__OBJECTIVE__
Your task is to print the material below exactly as presented.
━━━
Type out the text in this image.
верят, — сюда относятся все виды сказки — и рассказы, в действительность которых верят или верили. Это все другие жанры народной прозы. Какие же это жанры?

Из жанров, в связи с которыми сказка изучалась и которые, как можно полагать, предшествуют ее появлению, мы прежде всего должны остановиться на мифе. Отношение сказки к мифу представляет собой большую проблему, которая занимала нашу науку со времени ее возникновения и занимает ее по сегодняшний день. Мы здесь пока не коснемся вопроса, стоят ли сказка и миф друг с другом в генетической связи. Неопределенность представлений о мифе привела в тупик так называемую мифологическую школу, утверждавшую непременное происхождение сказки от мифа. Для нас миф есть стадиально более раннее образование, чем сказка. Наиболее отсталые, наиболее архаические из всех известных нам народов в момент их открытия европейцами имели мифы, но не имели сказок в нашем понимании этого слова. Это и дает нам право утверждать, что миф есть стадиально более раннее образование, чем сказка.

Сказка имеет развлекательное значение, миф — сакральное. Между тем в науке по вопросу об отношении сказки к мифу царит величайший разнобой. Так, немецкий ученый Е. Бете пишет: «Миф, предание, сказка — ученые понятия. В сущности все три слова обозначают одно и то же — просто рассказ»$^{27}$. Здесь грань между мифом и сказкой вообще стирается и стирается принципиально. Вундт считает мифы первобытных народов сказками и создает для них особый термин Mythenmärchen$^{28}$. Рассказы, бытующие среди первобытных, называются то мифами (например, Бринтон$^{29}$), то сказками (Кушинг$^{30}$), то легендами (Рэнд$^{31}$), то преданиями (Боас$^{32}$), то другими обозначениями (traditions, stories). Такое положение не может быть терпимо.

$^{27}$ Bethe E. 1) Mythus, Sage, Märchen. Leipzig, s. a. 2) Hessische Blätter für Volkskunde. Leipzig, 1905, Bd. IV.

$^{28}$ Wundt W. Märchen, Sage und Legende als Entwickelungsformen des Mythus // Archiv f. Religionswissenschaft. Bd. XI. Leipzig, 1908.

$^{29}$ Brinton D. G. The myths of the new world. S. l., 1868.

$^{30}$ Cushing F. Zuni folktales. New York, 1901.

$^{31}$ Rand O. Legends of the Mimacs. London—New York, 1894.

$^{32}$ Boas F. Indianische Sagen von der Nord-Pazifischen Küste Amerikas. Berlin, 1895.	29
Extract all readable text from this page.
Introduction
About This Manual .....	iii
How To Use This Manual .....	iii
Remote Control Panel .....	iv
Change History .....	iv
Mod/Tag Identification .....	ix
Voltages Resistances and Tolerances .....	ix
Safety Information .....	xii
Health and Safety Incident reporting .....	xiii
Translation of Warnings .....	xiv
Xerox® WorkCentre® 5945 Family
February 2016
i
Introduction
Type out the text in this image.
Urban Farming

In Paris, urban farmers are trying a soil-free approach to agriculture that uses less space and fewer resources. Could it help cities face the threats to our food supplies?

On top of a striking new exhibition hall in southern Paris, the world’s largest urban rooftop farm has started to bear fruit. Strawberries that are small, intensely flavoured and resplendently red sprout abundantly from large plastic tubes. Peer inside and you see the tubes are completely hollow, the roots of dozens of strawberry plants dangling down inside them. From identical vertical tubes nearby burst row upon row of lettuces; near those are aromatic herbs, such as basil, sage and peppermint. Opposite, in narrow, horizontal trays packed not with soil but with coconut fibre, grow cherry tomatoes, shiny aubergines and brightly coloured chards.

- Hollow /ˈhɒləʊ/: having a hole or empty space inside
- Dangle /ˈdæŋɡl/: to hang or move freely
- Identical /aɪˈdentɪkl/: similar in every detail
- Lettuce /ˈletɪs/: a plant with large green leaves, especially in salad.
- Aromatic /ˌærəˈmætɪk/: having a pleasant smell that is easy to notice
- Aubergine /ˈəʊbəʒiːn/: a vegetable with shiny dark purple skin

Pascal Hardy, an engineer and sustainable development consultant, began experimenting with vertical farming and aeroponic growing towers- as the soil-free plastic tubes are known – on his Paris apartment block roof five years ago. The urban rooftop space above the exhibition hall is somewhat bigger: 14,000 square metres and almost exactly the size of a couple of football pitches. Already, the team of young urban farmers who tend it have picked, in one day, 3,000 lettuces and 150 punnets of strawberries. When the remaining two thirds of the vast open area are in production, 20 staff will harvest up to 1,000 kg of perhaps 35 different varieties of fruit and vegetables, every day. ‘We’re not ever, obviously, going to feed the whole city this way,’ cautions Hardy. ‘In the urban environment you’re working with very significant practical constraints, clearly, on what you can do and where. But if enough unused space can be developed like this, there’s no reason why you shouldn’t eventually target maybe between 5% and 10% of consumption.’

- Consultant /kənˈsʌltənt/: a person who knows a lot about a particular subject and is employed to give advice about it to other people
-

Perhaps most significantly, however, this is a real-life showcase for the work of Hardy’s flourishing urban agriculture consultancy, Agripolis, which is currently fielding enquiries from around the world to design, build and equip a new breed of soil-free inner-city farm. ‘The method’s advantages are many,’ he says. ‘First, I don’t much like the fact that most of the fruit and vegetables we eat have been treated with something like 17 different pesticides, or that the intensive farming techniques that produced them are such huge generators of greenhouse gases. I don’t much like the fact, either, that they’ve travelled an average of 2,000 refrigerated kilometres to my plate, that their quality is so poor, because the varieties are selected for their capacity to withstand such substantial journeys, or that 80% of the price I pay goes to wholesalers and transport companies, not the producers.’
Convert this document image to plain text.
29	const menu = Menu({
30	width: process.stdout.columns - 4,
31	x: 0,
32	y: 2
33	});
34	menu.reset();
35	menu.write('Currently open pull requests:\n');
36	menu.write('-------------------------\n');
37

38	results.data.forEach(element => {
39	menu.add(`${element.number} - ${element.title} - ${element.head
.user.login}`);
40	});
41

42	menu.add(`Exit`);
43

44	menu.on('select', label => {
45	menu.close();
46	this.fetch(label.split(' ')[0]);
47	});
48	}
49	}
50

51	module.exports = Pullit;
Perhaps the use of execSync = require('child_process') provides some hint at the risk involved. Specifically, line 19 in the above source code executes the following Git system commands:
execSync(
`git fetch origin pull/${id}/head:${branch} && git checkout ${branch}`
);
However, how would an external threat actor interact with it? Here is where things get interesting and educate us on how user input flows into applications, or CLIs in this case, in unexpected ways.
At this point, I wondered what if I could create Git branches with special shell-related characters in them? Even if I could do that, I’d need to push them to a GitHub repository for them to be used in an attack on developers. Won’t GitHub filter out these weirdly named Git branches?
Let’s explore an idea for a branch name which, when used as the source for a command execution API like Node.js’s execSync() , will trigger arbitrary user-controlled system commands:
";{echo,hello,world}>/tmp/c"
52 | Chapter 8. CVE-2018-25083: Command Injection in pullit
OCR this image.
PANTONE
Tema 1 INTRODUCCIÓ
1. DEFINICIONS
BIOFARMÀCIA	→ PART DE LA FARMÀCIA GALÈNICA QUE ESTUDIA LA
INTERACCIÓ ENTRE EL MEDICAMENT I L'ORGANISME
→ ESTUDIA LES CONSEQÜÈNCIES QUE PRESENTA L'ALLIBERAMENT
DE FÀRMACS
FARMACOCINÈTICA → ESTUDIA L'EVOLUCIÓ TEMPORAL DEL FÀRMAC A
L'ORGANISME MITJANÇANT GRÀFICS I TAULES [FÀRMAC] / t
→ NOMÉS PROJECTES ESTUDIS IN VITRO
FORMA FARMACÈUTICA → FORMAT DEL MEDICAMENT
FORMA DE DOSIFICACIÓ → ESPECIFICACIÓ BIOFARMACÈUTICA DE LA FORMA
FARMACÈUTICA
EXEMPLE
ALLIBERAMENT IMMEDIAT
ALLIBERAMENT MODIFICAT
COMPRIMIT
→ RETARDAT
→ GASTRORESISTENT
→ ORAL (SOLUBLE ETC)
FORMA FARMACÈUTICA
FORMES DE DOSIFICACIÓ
━━━
__RESULT OF THE EXERCISE__
Type out the text in this image.
верят, — сюда относятся все виды сказки — и рассказы, в действительность которых верят или верили. Это все другие жанры народной прозы. Какие же это жанры?

Из жанров, в связи с которыми сказка изучалась и которые, как можно полагать, предшествуют ее появлению, мы прежде всего должны остановиться на мифе. Отношение сказки к мифу представляет собой большую проблему, которая занимала нашу науку со времени ее возникновения и занимает ее по сегодняшний день. Мы здесь пока не коснемся вопроса, стоят ли сказка и миф друг с другом в генетической связи. Неопределенность представлений о мифе привела в тупик так называемую мифологическую школу, утверждавшую непременное происхождение сказки от мифа. Для нас миф есть стадиально более раннее образование, чем сказка. Наиболее отсталые, наиболее архаические из всех известных нам народов в момент их открытия европейцами имели мифы, но не имели сказок в нашем понимании этого слова. Это и дает нам право утверждать, что миф есть стадиально более раннее образование, чем сказка.

Сказка имеет развлекательное значение, миф — сакральное. Между тем в науке по вопросу об отношении сказки к мифу царит величайший разнобой. Так, немецкий ученый Е. Бете пишет: «Миф, предание, сказка — ученые понятия. В сущности все три слова обозначают одно и то же — просто рассказ»$^{27}$. Здесь грань между мифом и сказкой вообще стирается и стирается принципиально. Вундт считает мифы первобытных народов сказками и создает для них особый термин Mythenmärchen$^{28}$. Рассказы, бытующие среди первобытных, называются то мифами (например, Бринтон$^{29}$), то сказками (Кушинг$^{30}$), то легендами (Рэнд$^{31}$), то преданиями (Боас$^{32}$), то другими обозначениями (traditions, stories). Такое положение не может быть терпимо.

$^{27}$ Bethe E. 1) Mythus, Sage, Märchen. Leipzig, s. a. 2) Hessische Blätter für Volkskunde. Leipzig, 1905, Bd. IV.

$^{28}$ Wundt W. Märchen, Sage und Legende als Entwickelungsformen des Mythus // Archiv f. Religionswissenschaft. Bd. XI. Leipzig, 1908.

$^{29}$ Brinton D. G. The myths of the new world. S. l., 1868.

$^{30}$ Cushing F. Zuni folktales. New York, 1901.

$^{31}$ Rand O. Legends of the Mimacs. London—New York, 1894.

$^{32}$ Boas F. Indianische Sagen von der Nord-Pazifischen Küste Amerikas. Berlin, 1895.	29
Extract all readable text from this page.
Introduction
About This Manual .....	iii
How To Use This Manual .....	iii
Remote Control Panel .....	iv
Change History .....	iv
Mod/Tag Identification .....	ix
Voltages Resistances and Tolerances .....	ix
Safety Information .....	xii
Health and Safety Incident reporting .....	xiii
Translation of Warnings .....	xiv
Xerox® WorkCentre® 5945 Family
February 2016
i
Introduction
Type out the text in this image.
Urban Farming

In Paris, urban farmers are trying a soil-free approach to agriculture that uses less space and fewer resources. Could it help cities face the threats to our food supplies?

On top of a striking new exhibition hall in southern Paris, the world’s largest urban rooftop farm has started to bear fruit. Strawberries that are small, intensely flavoured and resplendently red sprout abundantly from large plastic tubes. Peer inside and you see the tubes are completely hollow, the roots of dozens of strawberry plants dangling down inside them. From identical vertical tubes nearby burst row upon row of lettuces; near those are aromatic herbs, such as basil, sage and peppermint. Opposite, in narrow, horizontal trays packed not with soil but with coconut fibre, grow cherry tomatoes, shiny aubergines and brightly coloured chards.

- Hollow /ˈhɒləʊ/: having a hole or empty space inside
- Dangle /ˈdæŋɡl/: to hang or move freely
- Identical /aɪˈdentɪkl/: similar in every detail
- Lettuce /ˈletɪs/: a plant with large green leaves, especially in salad.
- Aromatic /ˌærəˈmætɪk/: having a pleasant smell that is easy to notice
- Aubergine /ˈəʊbəʒiːn/: a vegetable with shiny dark purple skin

Pascal Hardy, an engineer and sustainable development consultant, began experimenting with vertical farming and aeroponic growing towers- as the soil-free plastic tubes are known – on his Paris apartment block roof five years ago. The urban rooftop space above the exhibition hall is somewhat bigger: 14,000 square metres and almost exactly the size of a couple of football pitches. Already, the team of young urban farmers who tend it have picked, in one day, 3,000 lettuces and 150 punnets of strawberries. When the remaining two thirds of the vast open area are in production, 20 staff will harvest up to 1,000 kg of perhaps 35 different varieties of fruit and vegetables, every day. ‘We’re not ever, obviously, going to feed the whole city this way,’ cautions Hardy. ‘In the urban environment you’re working with very significant practical constraints, clearly, on what you can do and where. But if enough unused space can be developed like this, there’s no reason why you shouldn’t eventually target maybe between 5% and 10% of consumption.’

- Consultant /kənˈsʌltənt/: a person who knows a lot about a particular subject and is employed to give advice about it to other people
-

Perhaps most significantly, however, this is a real-life showcase for the work of Hardy’s flourishing urban agriculture consultancy, Agripolis, which is currently fielding enquiries from around the world to design, build and equip a new breed of soil-free inner-city farm. ‘The method’s advantages are many,’ he says. ‘First, I don’t much like the fact that most of the fruit and vegetables we eat have been treated with something like 17 different pesticides, or that the intensive farming techniques that produced them are such huge generators of greenhouse gases. I don’t much like the fact, either, that they’ve travelled an average of 2,000 refrigerated kilometres to my plate, that their quality is so poor, because the varieties are selected for their capacity to withstand such substantial journeys, or that 80% of the price I pay goes to wholesalers and transport companies, not the producers.’
Convert this document image to plain text.
29	const menu = Menu({
30	width: process.stdout.columns - 4,
31	x: 0,
32	y: 2
33	});
34	menu.reset();
35	menu.write('Currently open pull requests:\n');
36	menu.write('-------------------------\n');
37

38	results.data.forEach(element => {
39	menu.add(`${element.number} - ${element.title} - ${element.head
.user.login}`);
40	});
41

42	menu.add(`Exit`);
43

44	menu.on('select', label => {
45	menu.close();
46	this.fetch(label.split(' ')[0]);
47	});
48	}
49	}
50

51	module.exports = Pullit;
Perhaps the use of execSync = require('child_process') provides some hint at the risk involved. Specifically, line 19 in the above source code executes the following Git system commands:
execSync(
`git fetch origin pull/${id}/head:${branch} && git checkout ${branch}`
);
However, how would an external threat actor interact with it? Here is where things get interesting and educate us on how user input flows into applications, or CLIs in this case, in unexpected ways.
At this point, I wondered what if I could create Git branches with special shell-related characters in them? Even if I could do that, I’d need to push them to a GitHub repository for them to be used in an attack on developers. Won’t GitHub filter out these weirdly named Git branches?
Let’s explore an idea for a branch name which, when used as the source for a command execution API like Node.js’s execSync() , will trigger arbitrary user-controlled system commands:
";{echo,hello,world}>/tmp/c"
52 | Chapter 8. CVE-2018-25083: Command Injection in pullit
OCR this image.
PANTONE
Tema 1 INTRODUCCIÓ
1. DEFINICIONS
BIOFARMÀCIA	→ PART DE LA FARMÀCIA GALÈNICA QUE ESTUDIA LA
INTERACCIÓ ENTRE EL MEDICAMENT I L'ORGANISME
→ ESTUDIA LES CONSEQÜÈNCIES QUE PRESENTA L'ALLIBERAMENT
DE FÀRMACS
FARMACOCINÈTICA → ESTUDIA L'EVOLUCIÓ TEMPORAL DEL FÀRMAC A
L'ORGANISME MITJANÇANT GRÀFICS I TAULES [FÀRMAC] / t
→ NOMÉS PROJECTES ESTUDIS IN VITRO
FORMA FARMACÈUTICA → FORMAT DEL MEDICAMENT
FORMA DE DOSIFICACIÓ → ESPECIFICACIÓ BIOFARMACÈUTICA DE LA FORMA
FARMACÈUTICA
EXEMPLE
ALLIBERAMENT IMMEDIAT
ALLIBERAMENT MODIFICAT
COMPRIMIT
→ RETARDAT
→ GASTRORESISTENT
→ ORAL (SOLUBLE ETC)
FORMA FARMACÈUTICA
FORMES DE DOSIFICACIÓ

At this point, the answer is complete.